Collected data entries
━━━━━━━━━━━━━━━━

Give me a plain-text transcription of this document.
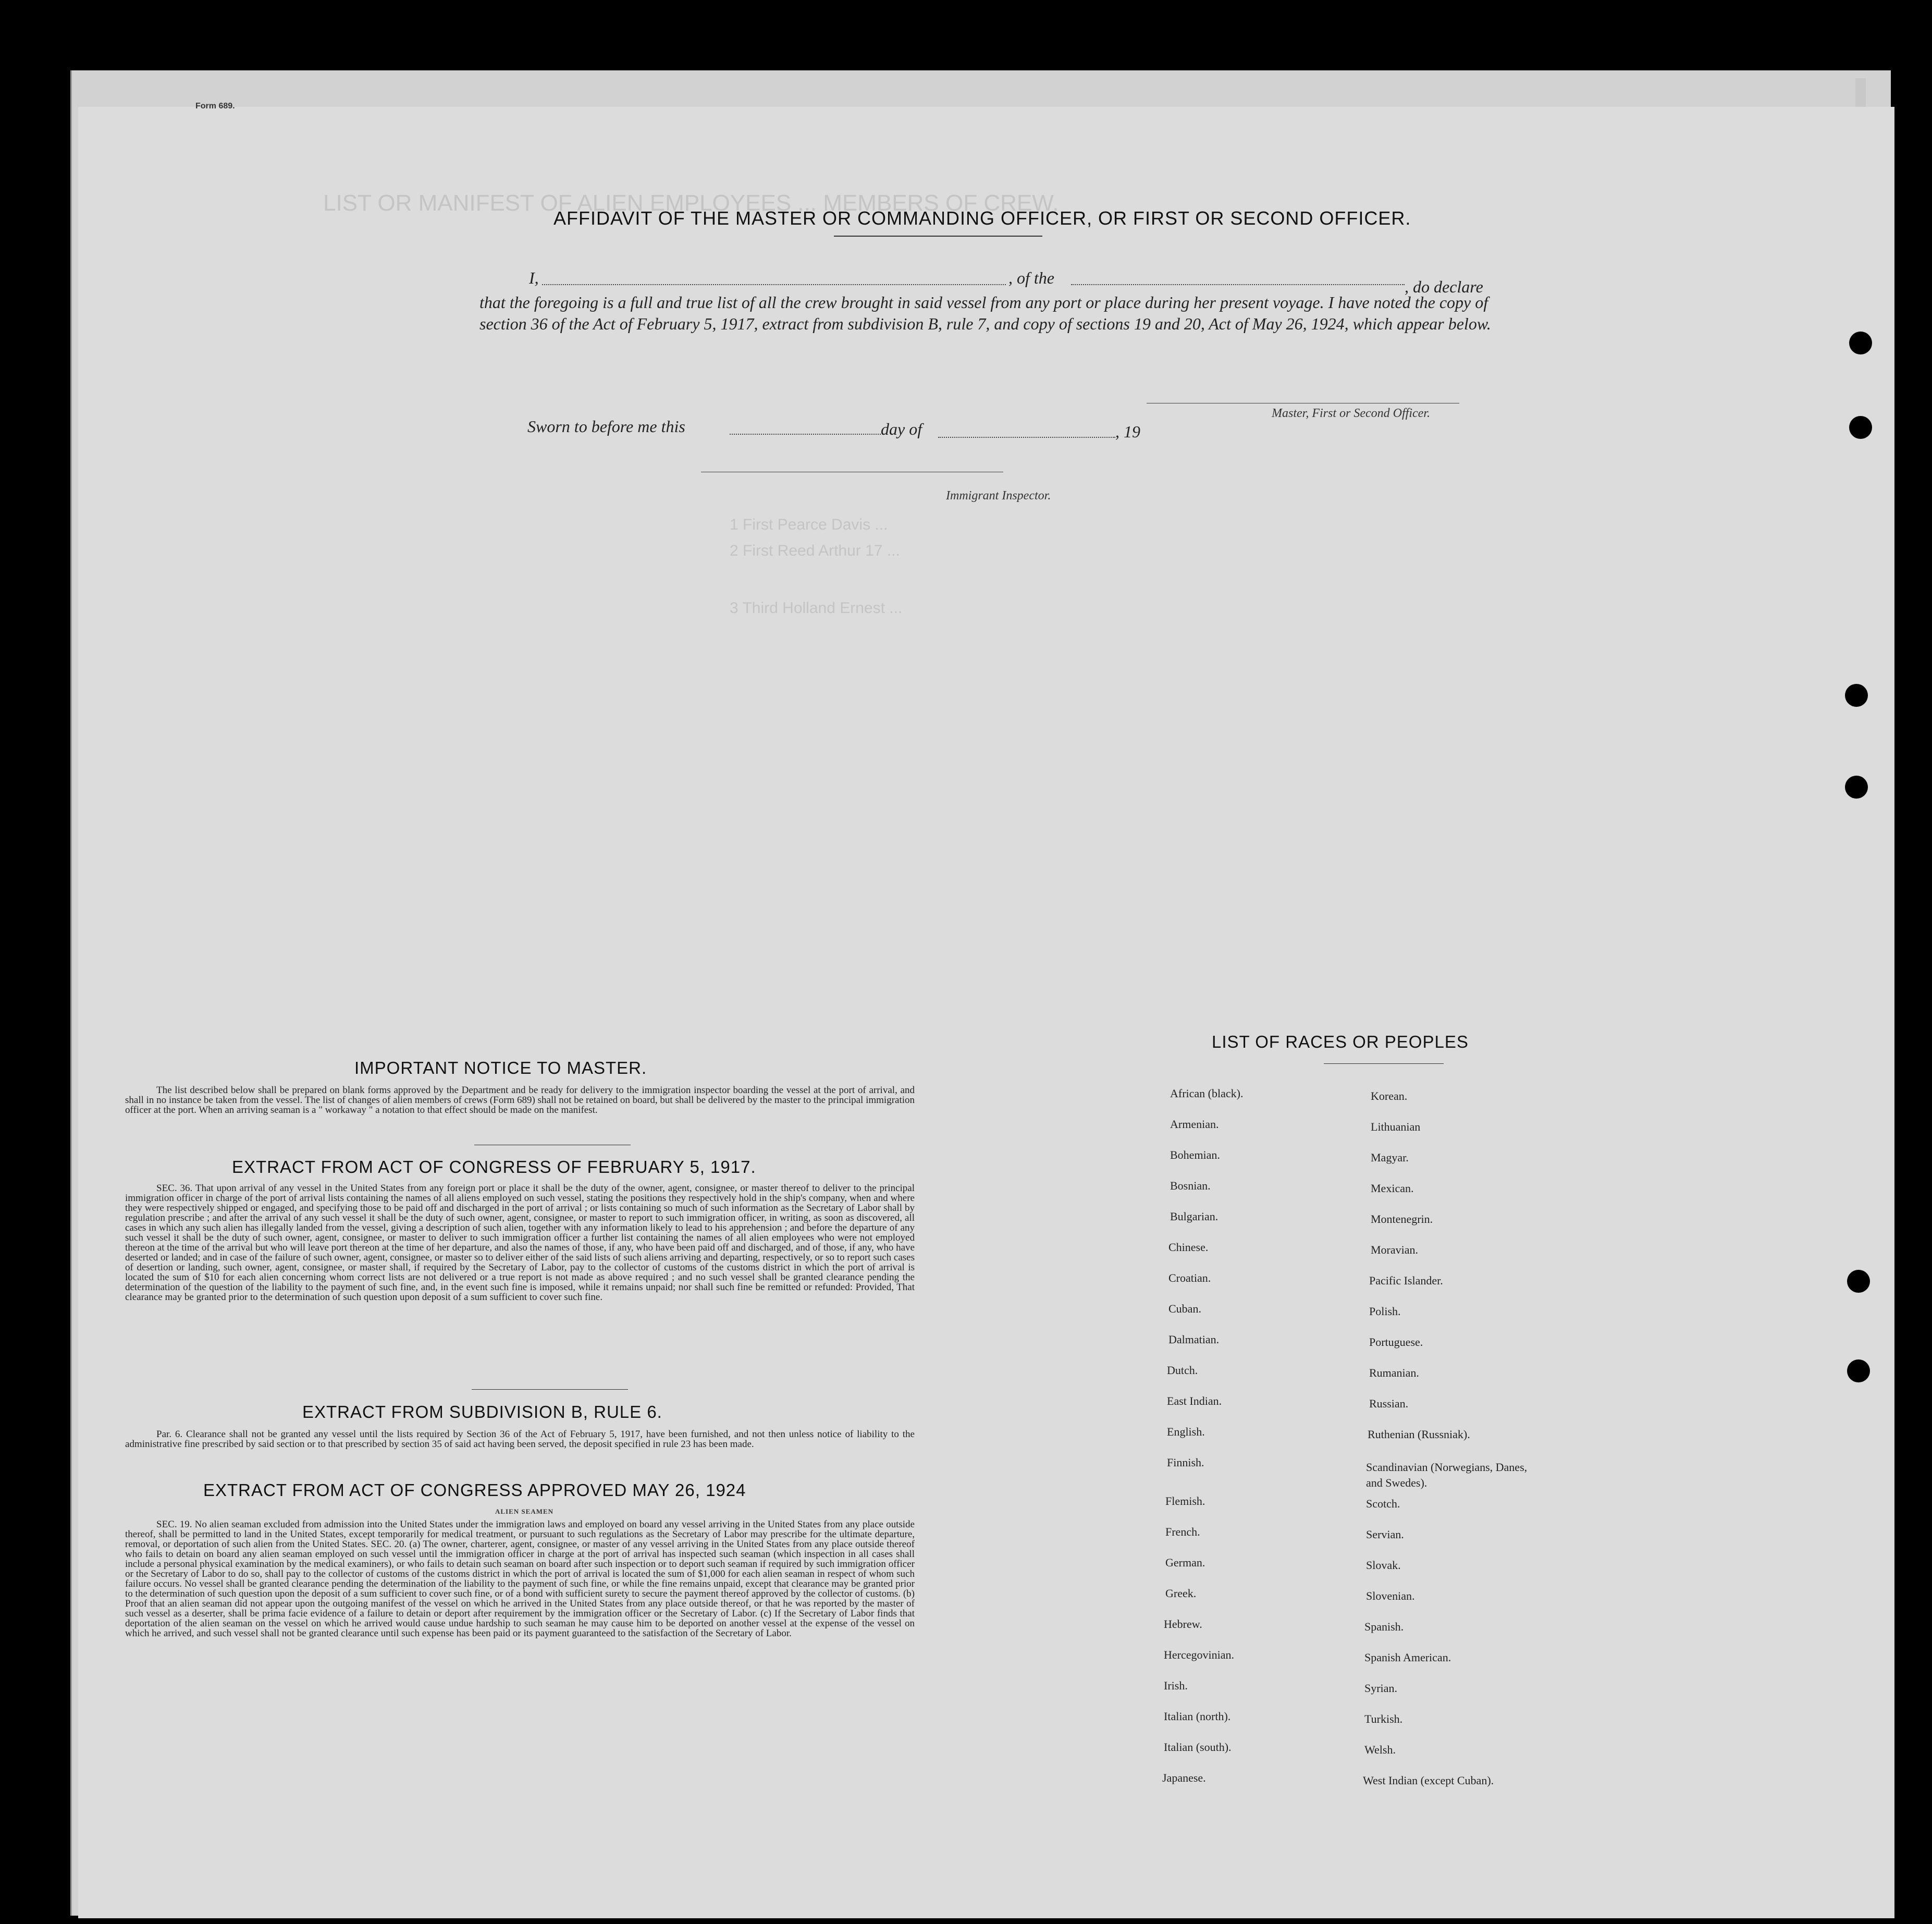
LIST OR MANIFEST OF ALIEN EMPLOYEES ... MEMBERS OF CREW.
1 First Pearce Davis ...
2 First Reed Arthur 17 ...
3 Third Holland Ernest ...
Form 689.
AFFIDAVIT OF THE MASTER OR COMMANDING OFFICER, OR FIRST OR SECOND OFFICER.
I,	, of the	, do declare
that the foregoing is a full and true list of all the crew brought in said vessel from any port or place during her present voyage. I have noted the copy of section 36 of the Act of February 5, 1917, extract from subdivision B, rule 7, and copy of sections 19 and 20, Act of May 26, 1924, which appear below.
Master, First or Second Officer.
Sworn to before me this	day of	, 19
Immigrant Inspector.
IMPORTANT NOTICE TO MASTER.
The list described below shall be prepared on blank forms approved by the Department and be ready for delivery to the immigration inspector boarding the vessel at the port of arrival, and shall in no instance be taken from the vessel. The list of changes of alien members of crews (Form 689) shall not be retained on board, but shall be delivered by the master to the principal immigration officer at the port. When an arriving seaman is a " workaway " a notation to that effect should be made on the manifest.
EXTRACT FROM ACT OF CONGRESS OF FEBRUARY 5, 1917.
SEC. 36. That upon arrival of any vessel in the United States from any foreign port or place it shall be the duty of the owner, agent, consignee, or master thereof to deliver to the principal immigration officer in charge of the port of arrival lists containing the names of all aliens employed on such vessel, stating the positions they respectively hold in the ship's company, when and where they were respectively shipped or engaged, and specifying those to be paid off and discharged in the port of arrival ; or lists containing so much of such information as the Secretary of Labor shall by regulation prescribe ; and after the arrival of any such vessel it shall be the duty of such owner, agent, consignee, or master to report to such immigration officer, in writing, as soon as discovered, all cases in which any such alien has illegally landed from the vessel, giving a description of such alien, together with any information likely to lead to his apprehension ; and before the departure of any such vessel it shall be the duty of such owner, agent, consignee, or master to deliver to such immigration officer a further list containing the names of all alien employees who were not employed thereon at the time of the arrival but who will leave port thereon at the time of her departure, and also the names of those, if any, who have been paid off and discharged, and of those, if any, who have deserted or landed; and in case of the failure of such owner, agent, consignee, or master so to deliver either of the said lists of such aliens arriving and departing, respectively, or so to report such cases of desertion or landing, such owner, agent, consignee, or master shall, if required by the Secretary of Labor, pay to the collector of customs of the customs district in which the port of arrival is located the sum of $10 for each alien concerning whom correct lists are not delivered or a true report is not made as above required ; and no such vessel shall be granted clearance pending the determination of the question of the liability to the payment of such fine, and, in the event such fine is imposed, while it remains unpaid; nor shall such fine be remitted or refunded: Provided, That clearance may be granted prior to the determination of such question upon deposit of a sum sufficient to cover such fine.
EXTRACT FROM SUBDIVISION B, RULE 6.
Par. 6. Clearance shall not be granted any vessel until the lists required by Section 36 of the Act of February 5, 1917, have been furnished, and not then unless notice of liability to the administrative fine prescribed by said section or to that prescribed by section 35 of said act having been served, the deposit specified in rule 23 has been made.
EXTRACT FROM ACT OF CONGRESS APPROVED MAY 26, 1924
ALIEN SEAMEN
SEC. 19. No alien seaman excluded from admission into the United States under the immigration laws and employed on board any vessel arriving in the United States from any place outside thereof, shall be permitted to land in the United States, except temporarily for medical treatment, or pursuant to such regulations as the Secretary of Labor may prescribe for the ultimate departure, removal, or deportation of such alien from the United States. SEC. 20. (a) The owner, charterer, agent, consignee, or master of any vessel arriving in the United States from any place outside thereof who fails to detain on board any alien seaman employed on such vessel until the immigration officer in charge at the port of arrival has inspected such seaman (which inspection in all cases shall include a personal physical examination by the medical examiners), or who fails to detain such seaman on board after such inspection or to deport such seaman if required by such immigration officer or the Secretary of Labor to do so, shall pay to the collector of customs of the customs district in which the port of arrival is located the sum of $1,000 for each alien seaman in respect of whom such failure occurs. No vessel shall be granted clearance pending the determination of the liability to the payment of such fine, or while the fine remains unpaid, except that clearance may be granted prior to the determination of such question upon the deposit of a sum sufficient to cover such fine, or of a bond with sufficient surety to secure the payment thereof approved by the collector of customs. (b) Proof that an alien seaman did not appear upon the outgoing manifest of the vessel on which he arrived in the United States from any place outside thereof, or that he was reported by the master of such vessel as a deserter, shall be prima facie evidence of a failure to detain or deport after requirement by the immigration officer or the Secretary of Labor. (c) If the Secretary of Labor finds that deportation of the alien seaman on the vessel on which he arrived would cause undue hardship to such seaman he may cause him to be deported on another vessel at the expense of the vessel on which he arrived, and such vessel shall not be granted clearance until such expense has been paid or its payment guaranteed to the satisfaction of the Secretary of Labor.
LIST OF RACES OR PEOPLES
African (black).
Armenian.
Bohemian.
Bosnian.
Bulgarian.
Chinese.
Croatian.
Cuban.
Dalmatian.
Dutch.
East Indian.
English.
Finnish.
Flemish.
French.
German.
Greek.
Hebrew.
Hercegovinian.
Irish.
Italian (north).
Italian (south).
Japanese.
Korean.
Lithuanian
Magyar.
Mexican.
Montenegrin.
Moravian.
Pacific Islander.
Polish.
Portuguese.
Rumanian.
Russian.
Ruthenian (Russniak).
Scandinavian (Norwegians, Danes, and Swedes).
Scotch.
Servian.
Slovak.
Slovenian.
Spanish.
Spanish American.
Syrian.
Turkish.
Welsh.
West Indian (except Cuban).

━━━━━━━━━━━━━━━━

From the records above, pick out and copy each line holding the word "section".

that the foregoing is a full and true list of all the crew brought in said vessel from any port or place during her present voyage. I have noted the copy of section 36 of the Act of February 5, 1917, extract from subdivision B, rule 7, and copy of sections 19 and 20, Act of May 26, 1924, which appear below.
Par. 6. Clearance shall not be granted any vessel until the lists required by Section 36 of the Act of February 5, 1917, have been furnished, and not then unless notice of liability to the administrative fine prescribed by said section or to that prescribed by section 35 of said act having been served, the deposit specified in rule 23 has been made.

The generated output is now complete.